EXERCISE BRIEF: Find the lines below that contain the string "Упорядочить". Copy each one.
++++++++++++++++++++
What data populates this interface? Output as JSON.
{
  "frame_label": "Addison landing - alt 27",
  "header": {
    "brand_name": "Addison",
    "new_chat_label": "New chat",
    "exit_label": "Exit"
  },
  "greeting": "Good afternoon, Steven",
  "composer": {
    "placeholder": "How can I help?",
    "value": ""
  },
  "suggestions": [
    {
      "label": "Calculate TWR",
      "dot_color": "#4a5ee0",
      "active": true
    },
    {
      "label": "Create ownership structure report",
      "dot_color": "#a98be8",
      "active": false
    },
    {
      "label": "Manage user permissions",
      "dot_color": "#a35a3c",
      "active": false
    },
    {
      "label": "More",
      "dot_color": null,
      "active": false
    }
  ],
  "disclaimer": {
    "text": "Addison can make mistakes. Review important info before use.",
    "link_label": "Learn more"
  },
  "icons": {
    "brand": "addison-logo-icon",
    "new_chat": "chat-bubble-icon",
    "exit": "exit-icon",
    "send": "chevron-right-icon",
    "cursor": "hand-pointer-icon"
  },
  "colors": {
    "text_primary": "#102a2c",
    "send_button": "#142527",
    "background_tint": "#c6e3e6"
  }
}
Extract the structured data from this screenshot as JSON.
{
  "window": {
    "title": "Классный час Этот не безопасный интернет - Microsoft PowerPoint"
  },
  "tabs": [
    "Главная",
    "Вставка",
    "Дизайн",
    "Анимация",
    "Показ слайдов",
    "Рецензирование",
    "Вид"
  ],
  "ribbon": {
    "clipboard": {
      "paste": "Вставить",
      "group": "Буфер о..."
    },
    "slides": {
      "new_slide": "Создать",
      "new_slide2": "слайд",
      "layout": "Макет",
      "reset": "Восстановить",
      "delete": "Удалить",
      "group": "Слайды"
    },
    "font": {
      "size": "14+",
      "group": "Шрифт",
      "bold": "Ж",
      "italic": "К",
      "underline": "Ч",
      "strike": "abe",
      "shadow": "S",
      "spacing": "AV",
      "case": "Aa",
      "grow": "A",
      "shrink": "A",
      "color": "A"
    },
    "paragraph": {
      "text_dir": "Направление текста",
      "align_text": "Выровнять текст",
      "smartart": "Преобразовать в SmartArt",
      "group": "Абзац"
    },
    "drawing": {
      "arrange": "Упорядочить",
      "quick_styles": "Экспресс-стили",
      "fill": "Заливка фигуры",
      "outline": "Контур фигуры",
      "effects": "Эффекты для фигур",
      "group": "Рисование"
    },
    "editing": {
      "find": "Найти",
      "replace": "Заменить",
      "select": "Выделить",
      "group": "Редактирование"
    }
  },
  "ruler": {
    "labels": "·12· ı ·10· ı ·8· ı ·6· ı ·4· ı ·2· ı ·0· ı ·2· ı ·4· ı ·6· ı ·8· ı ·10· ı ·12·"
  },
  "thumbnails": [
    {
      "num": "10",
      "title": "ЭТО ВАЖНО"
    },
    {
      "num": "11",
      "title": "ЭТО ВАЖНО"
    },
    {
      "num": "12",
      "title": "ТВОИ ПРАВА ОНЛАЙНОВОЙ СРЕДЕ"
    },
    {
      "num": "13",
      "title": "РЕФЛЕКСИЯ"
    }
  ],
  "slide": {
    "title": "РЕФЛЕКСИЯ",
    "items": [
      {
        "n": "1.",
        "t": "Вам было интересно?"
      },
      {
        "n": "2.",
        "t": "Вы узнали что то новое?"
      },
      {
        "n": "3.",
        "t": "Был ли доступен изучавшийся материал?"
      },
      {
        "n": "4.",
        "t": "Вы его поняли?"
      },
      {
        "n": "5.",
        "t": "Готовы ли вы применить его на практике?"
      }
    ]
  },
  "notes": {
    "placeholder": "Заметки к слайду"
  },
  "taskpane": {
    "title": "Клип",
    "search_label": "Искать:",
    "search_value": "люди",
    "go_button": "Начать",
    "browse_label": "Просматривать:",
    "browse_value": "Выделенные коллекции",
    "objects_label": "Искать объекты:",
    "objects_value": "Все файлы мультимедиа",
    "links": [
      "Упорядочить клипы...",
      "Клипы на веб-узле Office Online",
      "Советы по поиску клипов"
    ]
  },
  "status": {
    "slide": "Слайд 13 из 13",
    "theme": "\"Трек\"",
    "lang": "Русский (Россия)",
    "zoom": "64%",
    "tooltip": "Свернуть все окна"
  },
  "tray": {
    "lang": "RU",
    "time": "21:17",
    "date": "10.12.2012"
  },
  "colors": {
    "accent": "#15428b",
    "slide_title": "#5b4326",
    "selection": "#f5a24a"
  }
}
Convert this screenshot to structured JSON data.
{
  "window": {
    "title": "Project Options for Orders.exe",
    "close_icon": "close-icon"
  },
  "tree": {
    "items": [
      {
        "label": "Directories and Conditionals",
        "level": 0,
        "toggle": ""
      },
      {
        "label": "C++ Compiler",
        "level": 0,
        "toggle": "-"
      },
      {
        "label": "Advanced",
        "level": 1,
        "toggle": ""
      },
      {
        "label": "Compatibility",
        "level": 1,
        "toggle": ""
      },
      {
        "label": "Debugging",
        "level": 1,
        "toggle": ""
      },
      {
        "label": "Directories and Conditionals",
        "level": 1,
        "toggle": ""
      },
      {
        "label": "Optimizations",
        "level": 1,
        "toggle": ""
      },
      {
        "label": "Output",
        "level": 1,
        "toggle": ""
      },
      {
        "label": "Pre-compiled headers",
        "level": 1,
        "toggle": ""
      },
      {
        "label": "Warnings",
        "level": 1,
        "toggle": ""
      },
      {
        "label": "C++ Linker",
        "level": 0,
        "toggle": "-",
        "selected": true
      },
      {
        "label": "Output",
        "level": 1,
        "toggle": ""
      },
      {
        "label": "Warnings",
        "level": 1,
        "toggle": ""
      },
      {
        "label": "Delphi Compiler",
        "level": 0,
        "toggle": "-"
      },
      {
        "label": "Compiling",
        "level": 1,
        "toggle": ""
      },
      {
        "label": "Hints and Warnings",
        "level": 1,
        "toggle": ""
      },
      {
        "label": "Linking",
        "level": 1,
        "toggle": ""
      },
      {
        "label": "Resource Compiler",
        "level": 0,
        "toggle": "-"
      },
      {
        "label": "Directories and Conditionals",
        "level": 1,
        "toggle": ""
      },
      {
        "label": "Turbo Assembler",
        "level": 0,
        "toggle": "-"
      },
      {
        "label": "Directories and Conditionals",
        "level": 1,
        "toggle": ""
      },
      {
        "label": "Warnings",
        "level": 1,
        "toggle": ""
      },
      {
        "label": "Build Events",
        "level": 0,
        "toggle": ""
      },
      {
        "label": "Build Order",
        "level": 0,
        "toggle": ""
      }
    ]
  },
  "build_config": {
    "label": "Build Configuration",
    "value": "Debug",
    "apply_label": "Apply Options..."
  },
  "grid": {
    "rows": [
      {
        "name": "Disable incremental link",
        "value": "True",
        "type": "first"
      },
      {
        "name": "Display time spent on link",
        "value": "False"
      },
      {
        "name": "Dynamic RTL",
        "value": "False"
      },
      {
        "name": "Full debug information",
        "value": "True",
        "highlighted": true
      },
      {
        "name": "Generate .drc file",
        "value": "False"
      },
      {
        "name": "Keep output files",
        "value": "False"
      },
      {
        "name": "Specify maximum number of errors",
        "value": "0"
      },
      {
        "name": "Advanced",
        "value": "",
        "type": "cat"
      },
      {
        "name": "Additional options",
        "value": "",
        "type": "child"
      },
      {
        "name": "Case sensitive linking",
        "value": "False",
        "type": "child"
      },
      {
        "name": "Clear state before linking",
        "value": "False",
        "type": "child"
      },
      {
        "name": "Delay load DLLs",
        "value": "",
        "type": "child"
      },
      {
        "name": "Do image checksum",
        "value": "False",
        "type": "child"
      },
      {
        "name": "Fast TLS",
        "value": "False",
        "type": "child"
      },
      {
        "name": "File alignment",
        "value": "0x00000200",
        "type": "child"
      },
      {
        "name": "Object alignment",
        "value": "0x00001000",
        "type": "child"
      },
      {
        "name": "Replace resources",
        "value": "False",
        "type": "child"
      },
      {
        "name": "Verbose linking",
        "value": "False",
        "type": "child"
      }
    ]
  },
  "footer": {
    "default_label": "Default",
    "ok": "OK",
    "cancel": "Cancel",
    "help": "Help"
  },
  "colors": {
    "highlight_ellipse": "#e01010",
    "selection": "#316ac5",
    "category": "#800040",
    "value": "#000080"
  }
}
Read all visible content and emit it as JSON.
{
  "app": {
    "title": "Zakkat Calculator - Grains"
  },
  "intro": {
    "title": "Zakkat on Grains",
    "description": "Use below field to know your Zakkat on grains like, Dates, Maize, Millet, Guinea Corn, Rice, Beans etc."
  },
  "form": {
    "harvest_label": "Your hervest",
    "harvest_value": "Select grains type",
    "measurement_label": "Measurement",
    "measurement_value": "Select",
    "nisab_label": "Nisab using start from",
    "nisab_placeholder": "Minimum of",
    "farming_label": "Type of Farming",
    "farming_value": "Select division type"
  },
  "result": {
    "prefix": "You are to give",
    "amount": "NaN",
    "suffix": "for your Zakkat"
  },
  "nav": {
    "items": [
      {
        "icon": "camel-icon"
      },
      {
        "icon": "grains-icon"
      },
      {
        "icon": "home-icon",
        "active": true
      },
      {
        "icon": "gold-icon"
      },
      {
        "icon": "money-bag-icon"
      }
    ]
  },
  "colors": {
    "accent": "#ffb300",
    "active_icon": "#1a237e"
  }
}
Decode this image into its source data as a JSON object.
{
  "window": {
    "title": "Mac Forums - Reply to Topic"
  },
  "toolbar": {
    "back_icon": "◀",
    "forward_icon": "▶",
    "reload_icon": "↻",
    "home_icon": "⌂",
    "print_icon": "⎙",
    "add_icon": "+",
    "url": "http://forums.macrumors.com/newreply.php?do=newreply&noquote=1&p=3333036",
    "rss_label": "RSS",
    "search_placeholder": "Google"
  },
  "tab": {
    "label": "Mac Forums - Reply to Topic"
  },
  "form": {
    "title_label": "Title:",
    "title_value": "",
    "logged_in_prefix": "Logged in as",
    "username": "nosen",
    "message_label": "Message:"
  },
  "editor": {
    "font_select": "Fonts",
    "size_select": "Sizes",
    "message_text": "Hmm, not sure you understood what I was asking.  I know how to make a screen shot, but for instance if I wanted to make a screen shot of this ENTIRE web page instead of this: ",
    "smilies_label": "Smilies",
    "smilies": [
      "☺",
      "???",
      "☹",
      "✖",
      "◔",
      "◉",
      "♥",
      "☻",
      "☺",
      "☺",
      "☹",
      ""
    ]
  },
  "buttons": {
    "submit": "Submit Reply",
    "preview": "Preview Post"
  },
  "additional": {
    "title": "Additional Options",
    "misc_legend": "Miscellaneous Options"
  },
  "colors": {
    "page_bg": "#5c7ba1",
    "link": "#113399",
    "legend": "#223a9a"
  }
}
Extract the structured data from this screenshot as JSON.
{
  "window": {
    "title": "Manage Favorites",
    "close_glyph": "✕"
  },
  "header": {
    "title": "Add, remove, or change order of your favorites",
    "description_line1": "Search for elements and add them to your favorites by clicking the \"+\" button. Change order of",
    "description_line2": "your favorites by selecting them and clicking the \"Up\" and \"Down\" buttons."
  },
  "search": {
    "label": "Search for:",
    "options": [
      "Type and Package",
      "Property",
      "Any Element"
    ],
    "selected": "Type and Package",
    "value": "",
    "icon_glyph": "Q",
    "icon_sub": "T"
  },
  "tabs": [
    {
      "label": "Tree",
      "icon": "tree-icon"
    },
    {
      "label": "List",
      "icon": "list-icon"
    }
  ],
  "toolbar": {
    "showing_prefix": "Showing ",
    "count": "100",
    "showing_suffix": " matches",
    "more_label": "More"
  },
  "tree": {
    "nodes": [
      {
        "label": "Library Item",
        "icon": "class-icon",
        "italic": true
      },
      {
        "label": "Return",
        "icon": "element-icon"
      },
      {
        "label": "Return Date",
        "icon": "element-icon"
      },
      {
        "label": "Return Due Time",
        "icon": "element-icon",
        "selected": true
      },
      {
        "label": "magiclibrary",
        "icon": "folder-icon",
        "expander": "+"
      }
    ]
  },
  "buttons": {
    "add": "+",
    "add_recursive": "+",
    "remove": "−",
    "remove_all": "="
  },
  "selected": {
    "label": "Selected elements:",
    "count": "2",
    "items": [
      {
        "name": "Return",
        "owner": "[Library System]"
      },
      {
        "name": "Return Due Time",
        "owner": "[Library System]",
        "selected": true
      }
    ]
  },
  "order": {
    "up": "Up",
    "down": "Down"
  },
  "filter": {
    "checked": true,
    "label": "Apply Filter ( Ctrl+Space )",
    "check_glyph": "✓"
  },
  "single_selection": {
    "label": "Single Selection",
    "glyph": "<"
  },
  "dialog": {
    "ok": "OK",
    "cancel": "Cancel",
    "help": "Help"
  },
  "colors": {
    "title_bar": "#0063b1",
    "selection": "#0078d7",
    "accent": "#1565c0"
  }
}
++++++++++++++++++++
COMPLETED EXERCISE:
      "arrange": "Упорядочить",
      "Упорядочить клипы...",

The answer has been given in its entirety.